[GOAL OF THE EXERCISE] In the entries below, how many lines hold the string "JSON"? Give only the number.

_ _ _ _ _ _ _

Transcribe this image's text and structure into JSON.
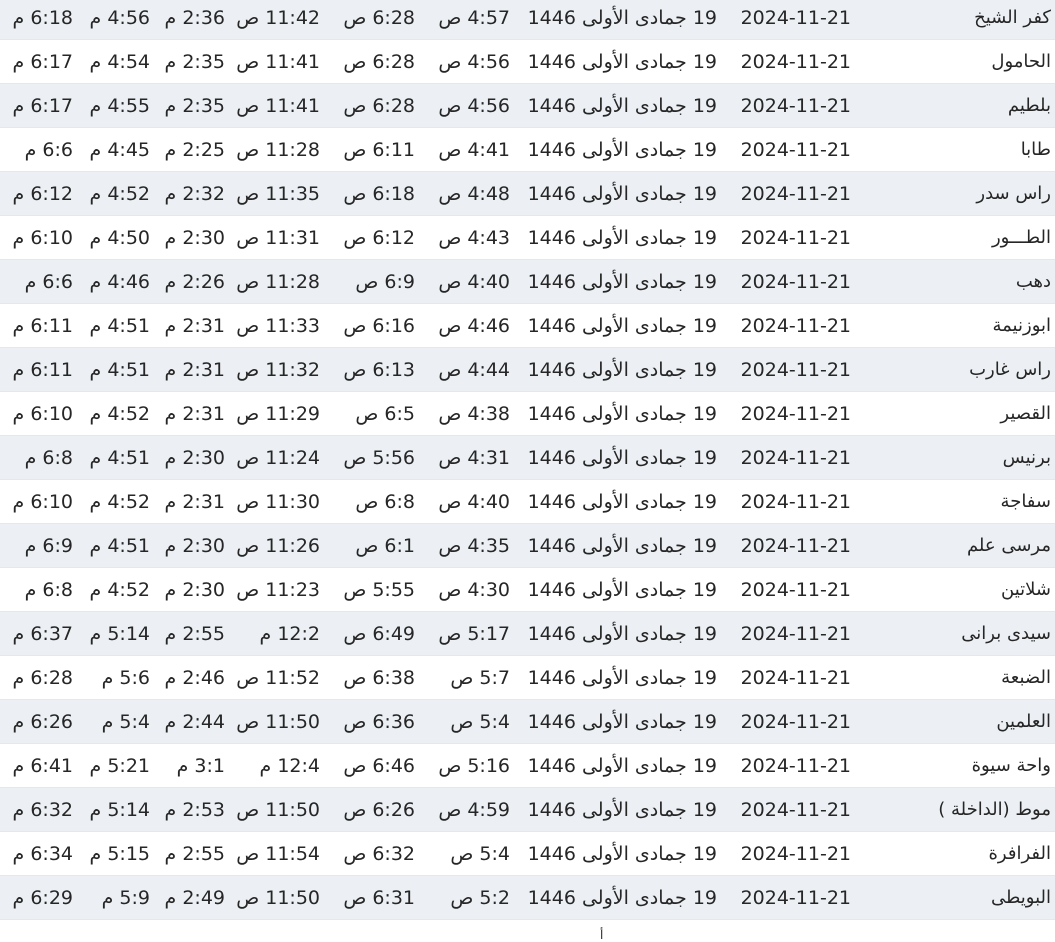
{
  "table": {
    "rows": [
      {
        "city": "كفر الشيخ",
        "date": "2024-11-21",
        "hijri": "19 جمادى الأولى 1446",
        "fajr": "4:57 ص",
        "shrouk": "6:28 ص",
        "dhuhr": "11:42 ص",
        "asr": "2:36 م",
        "maghrib": "4:56 م",
        "isha": "6:18 م"
      },
      {
        "city": "الحامول",
        "date": "2024-11-21",
        "hijri": "19 جمادى الأولى 1446",
        "fajr": "4:56 ص",
        "shrouk": "6:28 ص",
        "dhuhr": "11:41 ص",
        "asr": "2:35 م",
        "maghrib": "4:54 م",
        "isha": "6:17 م"
      },
      {
        "city": "بلطيم",
        "date": "2024-11-21",
        "hijri": "19 جمادى الأولى 1446",
        "fajr": "4:56 ص",
        "shrouk": "6:28 ص",
        "dhuhr": "11:41 ص",
        "asr": "2:35 م",
        "maghrib": "4:55 م",
        "isha": "6:17 م"
      },
      {
        "city": "طابا",
        "date": "2024-11-21",
        "hijri": "19 جمادى الأولى 1446",
        "fajr": "4:41 ص",
        "shrouk": "6:11 ص",
        "dhuhr": "11:28 ص",
        "asr": "2:25 م",
        "maghrib": "4:45 م",
        "isha": "6:6 م"
      },
      {
        "city": "راس سدر",
        "date": "2024-11-21",
        "hijri": "19 جمادى الأولى 1446",
        "fajr": "4:48 ص",
        "shrouk": "6:18 ص",
        "dhuhr": "11:35 ص",
        "asr": "2:32 م",
        "maghrib": "4:52 م",
        "isha": "6:12 م"
      },
      {
        "city": "الطـــور",
        "date": "2024-11-21",
        "hijri": "19 جمادى الأولى 1446",
        "fajr": "4:43 ص",
        "shrouk": "6:12 ص",
        "dhuhr": "11:31 ص",
        "asr": "2:30 م",
        "maghrib": "4:50 م",
        "isha": "6:10 م"
      },
      {
        "city": "دهب",
        "date": "2024-11-21",
        "hijri": "19 جمادى الأولى 1446",
        "fajr": "4:40 ص",
        "shrouk": "6:9 ص",
        "dhuhr": "11:28 ص",
        "asr": "2:26 م",
        "maghrib": "4:46 م",
        "isha": "6:6 م"
      },
      {
        "city": "ابوزنيمة",
        "date": "2024-11-21",
        "hijri": "19 جمادى الأولى 1446",
        "fajr": "4:46 ص",
        "shrouk": "6:16 ص",
        "dhuhr": "11:33 ص",
        "asr": "2:31 م",
        "maghrib": "4:51 م",
        "isha": "6:11 م"
      },
      {
        "city": "راس غارب",
        "date": "2024-11-21",
        "hijri": "19 جمادى الأولى 1446",
        "fajr": "4:44 ص",
        "shrouk": "6:13 ص",
        "dhuhr": "11:32 ص",
        "asr": "2:31 م",
        "maghrib": "4:51 م",
        "isha": "6:11 م"
      },
      {
        "city": "القصير",
        "date": "2024-11-21",
        "hijri": "19 جمادى الأولى 1446",
        "fajr": "4:38 ص",
        "shrouk": "6:5 ص",
        "dhuhr": "11:29 ص",
        "asr": "2:31 م",
        "maghrib": "4:52 م",
        "isha": "6:10 م"
      },
      {
        "city": "برنيس",
        "date": "2024-11-21",
        "hijri": "19 جمادى الأولى 1446",
        "fajr": "4:31 ص",
        "shrouk": "5:56 ص",
        "dhuhr": "11:24 ص",
        "asr": "2:30 م",
        "maghrib": "4:51 م",
        "isha": "6:8 م"
      },
      {
        "city": "سفاجة",
        "date": "2024-11-21",
        "hijri": "19 جمادى الأولى 1446",
        "fajr": "4:40 ص",
        "shrouk": "6:8 ص",
        "dhuhr": "11:30 ص",
        "asr": "2:31 م",
        "maghrib": "4:52 م",
        "isha": "6:10 م"
      },
      {
        "city": "مرسى علم",
        "date": "2024-11-21",
        "hijri": "19 جمادى الأولى 1446",
        "fajr": "4:35 ص",
        "shrouk": "6:1 ص",
        "dhuhr": "11:26 ص",
        "asr": "2:30 م",
        "maghrib": "4:51 م",
        "isha": "6:9 م"
      },
      {
        "city": "شلاتين",
        "date": "2024-11-21",
        "hijri": "19 جمادى الأولى 1446",
        "fajr": "4:30 ص",
        "shrouk": "5:55 ص",
        "dhuhr": "11:23 ص",
        "asr": "2:30 م",
        "maghrib": "4:52 م",
        "isha": "6:8 م"
      },
      {
        "city": "سيدى برانى",
        "date": "2024-11-21",
        "hijri": "19 جمادى الأولى 1446",
        "fajr": "5:17 ص",
        "shrouk": "6:49 ص",
        "dhuhr": "12:2 م",
        "asr": "2:55 م",
        "maghrib": "5:14 م",
        "isha": "6:37 م"
      },
      {
        "city": "الضبعة",
        "date": "2024-11-21",
        "hijri": "19 جمادى الأولى 1446",
        "fajr": "5:7 ص",
        "shrouk": "6:38 ص",
        "dhuhr": "11:52 ص",
        "asr": "2:46 م",
        "maghrib": "5:6 م",
        "isha": "6:28 م"
      },
      {
        "city": "العلمين",
        "date": "2024-11-21",
        "hijri": "19 جمادى الأولى 1446",
        "fajr": "5:4 ص",
        "shrouk": "6:36 ص",
        "dhuhr": "11:50 ص",
        "asr": "2:44 م",
        "maghrib": "5:4 م",
        "isha": "6:26 م"
      },
      {
        "city": "واحة سيوة",
        "date": "2024-11-21",
        "hijri": "19 جمادى الأولى 1446",
        "fajr": "5:16 ص",
        "shrouk": "6:46 ص",
        "dhuhr": "12:4 م",
        "asr": "3:1 م",
        "maghrib": "5:21 م",
        "isha": "6:41 م"
      },
      {
        "city": "موط (الداخلة )",
        "date": "2024-11-21",
        "hijri": "19 جمادى الأولى 1446",
        "fajr": "4:59 ص",
        "shrouk": "6:26 ص",
        "dhuhr": "11:50 ص",
        "asr": "2:53 م",
        "maghrib": "5:14 م",
        "isha": "6:32 م"
      },
      {
        "city": "الفرافرة",
        "date": "2024-11-21",
        "hijri": "19 جمادى الأولى 1446",
        "fajr": "5:4 ص",
        "shrouk": "6:32 ص",
        "dhuhr": "11:54 ص",
        "asr": "2:55 م",
        "maghrib": "5:15 م",
        "isha": "6:34 م"
      },
      {
        "city": "البويطى",
        "date": "2024-11-21",
        "hijri": "19 جمادى الأولى 1446",
        "fajr": "5:2 ص",
        "shrouk": "6:31 ص",
        "dhuhr": "11:50 ص",
        "asr": "2:49 م",
        "maghrib": "5:9 م",
        "isha": "6:29 م"
      }
    ]
  },
  "trailing_fragment": "أ"
}
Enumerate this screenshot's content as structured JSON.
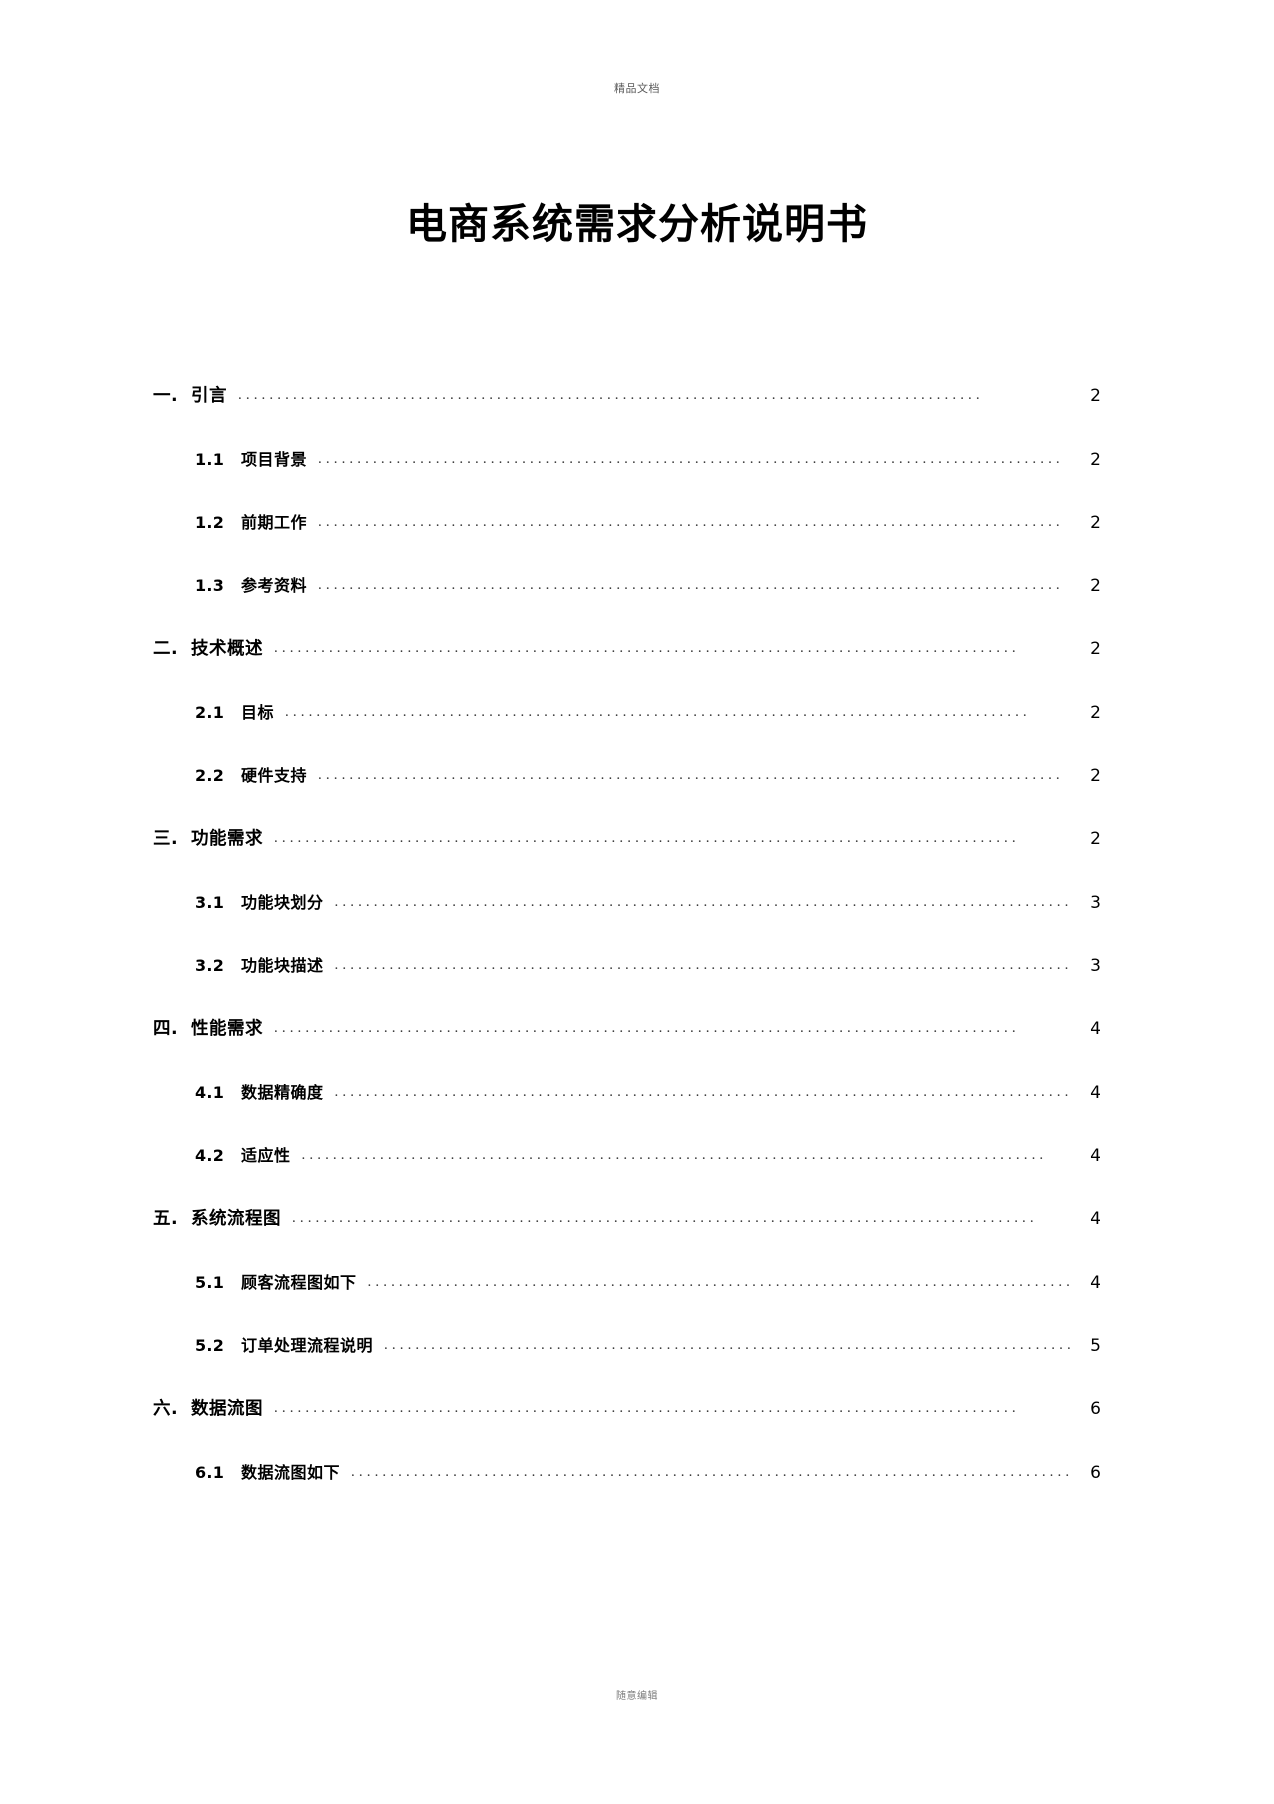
{
  "header": {
    "watermark": "精品文档"
  },
  "title": "电商系统需求分析说明书",
  "toc": {
    "entries": [
      {
        "level": 1,
        "num": "一.",
        "label": "引言",
        "page": "2"
      },
      {
        "level": 2,
        "num": "1.1",
        "label": "项目背景",
        "page": "2"
      },
      {
        "level": 2,
        "num": "1.2",
        "label": "前期工作",
        "page": "2"
      },
      {
        "level": 2,
        "num": "1.3",
        "label": "参考资料",
        "page": "2"
      },
      {
        "level": 1,
        "num": "二.",
        "label": "技术概述",
        "page": "2"
      },
      {
        "level": 2,
        "num": "2.1",
        "label": "目标",
        "page": "2"
      },
      {
        "level": 2,
        "num": "2.2",
        "label": "硬件支持",
        "page": "2"
      },
      {
        "level": 1,
        "num": "三.",
        "label": "功能需求",
        "page": "2"
      },
      {
        "level": 2,
        "num": "3.1",
        "label": "功能块划分",
        "page": "3"
      },
      {
        "level": 2,
        "num": "3.2",
        "label": "功能块描述",
        "page": "3"
      },
      {
        "level": 1,
        "num": "四.",
        "label": "性能需求",
        "page": "4"
      },
      {
        "level": 2,
        "num": "4.1",
        "label": "数据精确度",
        "page": "4"
      },
      {
        "level": 2,
        "num": "4.2",
        "label": "适应性",
        "page": "4"
      },
      {
        "level": 1,
        "num": "五.",
        "label": "系统流程图",
        "page": "4"
      },
      {
        "level": 2,
        "num": "5.1",
        "label": "顾客流程图如下",
        "page": "4"
      },
      {
        "level": 2,
        "num": "5.2",
        "label": "订单处理流程说明",
        "page": "5"
      },
      {
        "level": 1,
        "num": "六.",
        "label": "数据流图",
        "page": "6"
      },
      {
        "level": 2,
        "num": "6.1",
        "label": "数据流图如下",
        "page": "6"
      }
    ],
    "leader": "..............................................................................................."
  },
  "footer": {
    "watermark": "随意编辑"
  }
}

_ _ _ _ _ _ _

[CORRECT ANSWER] 2